In the entries, find all lines that hold the word "text" and copy them.

> **Data for this exercise**:
--- BEGIN ---

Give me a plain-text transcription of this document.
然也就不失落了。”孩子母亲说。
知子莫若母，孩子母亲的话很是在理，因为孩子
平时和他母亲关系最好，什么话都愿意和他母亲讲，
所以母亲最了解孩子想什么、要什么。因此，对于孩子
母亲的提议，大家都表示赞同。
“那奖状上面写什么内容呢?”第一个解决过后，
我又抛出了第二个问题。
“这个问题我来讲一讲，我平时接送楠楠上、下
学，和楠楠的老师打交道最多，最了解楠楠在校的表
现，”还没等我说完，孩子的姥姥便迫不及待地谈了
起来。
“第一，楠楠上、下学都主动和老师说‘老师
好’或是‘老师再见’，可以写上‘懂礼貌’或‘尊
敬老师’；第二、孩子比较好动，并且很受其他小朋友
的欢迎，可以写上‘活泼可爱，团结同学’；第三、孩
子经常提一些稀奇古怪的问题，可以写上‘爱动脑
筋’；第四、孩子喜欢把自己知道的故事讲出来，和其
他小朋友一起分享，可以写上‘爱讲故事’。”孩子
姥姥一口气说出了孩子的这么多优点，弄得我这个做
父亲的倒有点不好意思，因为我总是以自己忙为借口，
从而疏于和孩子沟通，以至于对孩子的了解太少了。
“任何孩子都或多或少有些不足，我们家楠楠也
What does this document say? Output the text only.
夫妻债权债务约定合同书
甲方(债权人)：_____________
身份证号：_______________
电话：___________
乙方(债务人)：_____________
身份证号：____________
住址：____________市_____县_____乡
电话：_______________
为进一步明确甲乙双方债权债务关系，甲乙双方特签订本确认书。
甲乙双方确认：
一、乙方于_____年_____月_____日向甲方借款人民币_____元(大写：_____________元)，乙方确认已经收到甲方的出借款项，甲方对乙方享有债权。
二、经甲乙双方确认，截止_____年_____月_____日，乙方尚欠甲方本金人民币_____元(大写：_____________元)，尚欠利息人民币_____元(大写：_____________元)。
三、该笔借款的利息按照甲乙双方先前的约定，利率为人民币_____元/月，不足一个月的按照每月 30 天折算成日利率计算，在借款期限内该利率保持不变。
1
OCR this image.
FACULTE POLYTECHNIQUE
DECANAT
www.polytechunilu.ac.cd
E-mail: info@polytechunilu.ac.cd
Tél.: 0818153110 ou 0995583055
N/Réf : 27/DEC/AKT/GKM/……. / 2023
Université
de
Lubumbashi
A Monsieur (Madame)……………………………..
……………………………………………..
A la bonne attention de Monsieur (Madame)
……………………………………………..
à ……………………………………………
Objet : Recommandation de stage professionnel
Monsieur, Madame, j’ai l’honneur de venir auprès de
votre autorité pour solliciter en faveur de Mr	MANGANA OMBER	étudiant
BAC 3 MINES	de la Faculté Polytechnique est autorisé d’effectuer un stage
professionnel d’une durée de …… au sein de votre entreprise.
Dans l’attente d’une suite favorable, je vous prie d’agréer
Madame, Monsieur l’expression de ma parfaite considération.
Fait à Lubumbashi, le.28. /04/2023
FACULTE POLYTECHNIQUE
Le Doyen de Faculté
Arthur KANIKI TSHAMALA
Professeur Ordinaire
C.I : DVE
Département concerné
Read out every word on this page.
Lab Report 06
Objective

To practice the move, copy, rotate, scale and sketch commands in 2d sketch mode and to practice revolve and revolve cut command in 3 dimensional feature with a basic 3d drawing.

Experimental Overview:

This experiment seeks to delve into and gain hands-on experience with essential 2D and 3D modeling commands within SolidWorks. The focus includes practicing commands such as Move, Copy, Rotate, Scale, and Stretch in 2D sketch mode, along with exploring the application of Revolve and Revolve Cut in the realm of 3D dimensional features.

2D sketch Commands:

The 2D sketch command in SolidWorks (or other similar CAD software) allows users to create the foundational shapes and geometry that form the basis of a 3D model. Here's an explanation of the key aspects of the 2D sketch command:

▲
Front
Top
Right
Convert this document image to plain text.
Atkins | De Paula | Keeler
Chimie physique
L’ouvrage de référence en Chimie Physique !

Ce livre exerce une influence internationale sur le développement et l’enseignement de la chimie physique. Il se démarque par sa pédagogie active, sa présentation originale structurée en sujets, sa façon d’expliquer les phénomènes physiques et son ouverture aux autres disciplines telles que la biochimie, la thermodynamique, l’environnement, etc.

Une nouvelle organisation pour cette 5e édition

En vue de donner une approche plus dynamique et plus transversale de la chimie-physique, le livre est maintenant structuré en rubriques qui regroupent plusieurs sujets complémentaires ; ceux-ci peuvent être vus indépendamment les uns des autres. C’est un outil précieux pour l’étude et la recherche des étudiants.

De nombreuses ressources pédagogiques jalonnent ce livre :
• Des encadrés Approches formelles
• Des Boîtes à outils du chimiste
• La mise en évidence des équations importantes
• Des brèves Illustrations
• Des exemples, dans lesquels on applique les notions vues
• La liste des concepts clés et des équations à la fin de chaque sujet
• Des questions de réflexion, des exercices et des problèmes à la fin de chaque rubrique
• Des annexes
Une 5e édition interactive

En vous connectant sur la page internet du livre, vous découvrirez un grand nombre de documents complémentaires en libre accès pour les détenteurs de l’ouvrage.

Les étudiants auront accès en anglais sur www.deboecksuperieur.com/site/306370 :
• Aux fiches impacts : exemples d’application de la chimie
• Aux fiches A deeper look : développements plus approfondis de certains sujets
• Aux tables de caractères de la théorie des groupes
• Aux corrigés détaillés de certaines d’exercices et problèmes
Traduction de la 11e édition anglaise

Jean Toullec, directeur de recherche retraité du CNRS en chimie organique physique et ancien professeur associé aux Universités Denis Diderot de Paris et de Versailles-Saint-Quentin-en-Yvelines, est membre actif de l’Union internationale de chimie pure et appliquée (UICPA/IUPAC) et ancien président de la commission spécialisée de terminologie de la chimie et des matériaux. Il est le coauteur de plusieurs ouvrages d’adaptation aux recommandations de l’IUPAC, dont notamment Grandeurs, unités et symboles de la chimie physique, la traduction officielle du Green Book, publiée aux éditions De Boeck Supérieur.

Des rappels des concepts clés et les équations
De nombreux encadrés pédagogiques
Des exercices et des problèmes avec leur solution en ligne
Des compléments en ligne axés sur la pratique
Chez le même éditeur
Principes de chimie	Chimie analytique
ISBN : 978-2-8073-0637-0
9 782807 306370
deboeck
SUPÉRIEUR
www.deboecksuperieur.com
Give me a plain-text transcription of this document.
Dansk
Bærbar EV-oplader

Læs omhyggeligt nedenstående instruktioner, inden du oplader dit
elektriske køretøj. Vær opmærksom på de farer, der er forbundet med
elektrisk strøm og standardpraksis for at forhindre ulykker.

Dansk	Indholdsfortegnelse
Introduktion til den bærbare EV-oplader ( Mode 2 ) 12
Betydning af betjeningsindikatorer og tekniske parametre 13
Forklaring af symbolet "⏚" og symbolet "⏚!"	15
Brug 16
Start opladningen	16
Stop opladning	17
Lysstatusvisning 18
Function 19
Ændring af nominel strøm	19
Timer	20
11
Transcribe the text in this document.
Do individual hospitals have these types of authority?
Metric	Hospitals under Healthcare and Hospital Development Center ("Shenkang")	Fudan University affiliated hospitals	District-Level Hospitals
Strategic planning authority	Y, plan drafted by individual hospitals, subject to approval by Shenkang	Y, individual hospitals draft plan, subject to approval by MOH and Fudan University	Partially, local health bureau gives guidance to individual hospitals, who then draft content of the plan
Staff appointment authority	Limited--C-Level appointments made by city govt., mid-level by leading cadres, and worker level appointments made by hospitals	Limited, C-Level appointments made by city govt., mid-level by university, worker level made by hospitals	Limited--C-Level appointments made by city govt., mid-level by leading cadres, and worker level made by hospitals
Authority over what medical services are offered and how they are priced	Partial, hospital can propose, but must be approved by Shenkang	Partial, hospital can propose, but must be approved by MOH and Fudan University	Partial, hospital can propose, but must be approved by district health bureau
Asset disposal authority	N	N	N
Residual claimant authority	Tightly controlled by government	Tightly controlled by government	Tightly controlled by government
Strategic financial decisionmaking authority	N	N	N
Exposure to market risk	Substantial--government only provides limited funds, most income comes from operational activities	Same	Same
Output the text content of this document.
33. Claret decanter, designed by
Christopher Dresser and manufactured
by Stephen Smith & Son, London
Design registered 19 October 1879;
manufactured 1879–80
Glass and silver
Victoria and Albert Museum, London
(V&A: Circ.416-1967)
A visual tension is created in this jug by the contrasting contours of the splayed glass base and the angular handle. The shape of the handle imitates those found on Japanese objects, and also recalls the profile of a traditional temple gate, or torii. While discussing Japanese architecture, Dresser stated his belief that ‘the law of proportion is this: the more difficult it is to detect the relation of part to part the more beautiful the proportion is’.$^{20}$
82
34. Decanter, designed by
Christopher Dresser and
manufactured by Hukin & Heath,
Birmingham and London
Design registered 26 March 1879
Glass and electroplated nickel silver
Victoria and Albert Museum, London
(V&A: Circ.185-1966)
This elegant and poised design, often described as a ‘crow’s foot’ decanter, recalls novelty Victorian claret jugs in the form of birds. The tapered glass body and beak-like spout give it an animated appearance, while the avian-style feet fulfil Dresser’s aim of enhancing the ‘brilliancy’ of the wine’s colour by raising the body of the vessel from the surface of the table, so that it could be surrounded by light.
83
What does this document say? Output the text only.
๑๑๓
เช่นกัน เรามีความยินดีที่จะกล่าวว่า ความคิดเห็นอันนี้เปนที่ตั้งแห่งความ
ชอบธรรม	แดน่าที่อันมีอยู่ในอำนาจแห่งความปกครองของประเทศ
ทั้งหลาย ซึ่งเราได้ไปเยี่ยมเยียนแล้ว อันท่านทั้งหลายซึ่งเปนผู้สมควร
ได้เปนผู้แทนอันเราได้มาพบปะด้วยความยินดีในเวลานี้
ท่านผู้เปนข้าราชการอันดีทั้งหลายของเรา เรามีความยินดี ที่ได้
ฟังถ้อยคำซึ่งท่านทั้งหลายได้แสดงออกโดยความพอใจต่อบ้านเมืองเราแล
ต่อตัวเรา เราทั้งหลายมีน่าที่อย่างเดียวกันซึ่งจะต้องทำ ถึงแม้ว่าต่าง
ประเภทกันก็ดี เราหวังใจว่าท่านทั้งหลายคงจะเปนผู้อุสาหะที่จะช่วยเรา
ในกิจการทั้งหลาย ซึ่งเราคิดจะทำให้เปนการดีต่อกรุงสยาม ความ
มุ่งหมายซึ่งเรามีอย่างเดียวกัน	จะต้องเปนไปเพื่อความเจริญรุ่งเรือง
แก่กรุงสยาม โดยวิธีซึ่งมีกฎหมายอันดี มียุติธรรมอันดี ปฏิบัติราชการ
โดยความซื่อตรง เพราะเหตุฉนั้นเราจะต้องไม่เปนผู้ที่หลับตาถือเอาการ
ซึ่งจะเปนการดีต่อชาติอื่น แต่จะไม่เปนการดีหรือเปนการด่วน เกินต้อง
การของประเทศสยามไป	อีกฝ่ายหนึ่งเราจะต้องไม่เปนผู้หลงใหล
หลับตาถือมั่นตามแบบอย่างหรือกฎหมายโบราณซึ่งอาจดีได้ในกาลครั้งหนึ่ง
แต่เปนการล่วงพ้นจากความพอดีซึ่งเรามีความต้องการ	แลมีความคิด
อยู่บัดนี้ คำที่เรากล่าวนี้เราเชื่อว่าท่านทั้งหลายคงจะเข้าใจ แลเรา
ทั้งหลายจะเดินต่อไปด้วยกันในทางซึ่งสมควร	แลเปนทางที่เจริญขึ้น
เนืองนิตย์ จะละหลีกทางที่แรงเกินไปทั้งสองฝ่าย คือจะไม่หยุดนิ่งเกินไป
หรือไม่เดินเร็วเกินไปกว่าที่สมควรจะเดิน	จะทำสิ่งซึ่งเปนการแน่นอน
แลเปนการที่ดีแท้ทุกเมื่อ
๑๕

--- END ---

> **Finished exercise**:
Give me a plain-text transcription of this document.
What does this document say? Output the text only.
Convert this document image to plain text.
Give me a plain-text transcription of this document.
Transcribe the text in this document.
Output the text content of this document.
What does this document say? Output the text only.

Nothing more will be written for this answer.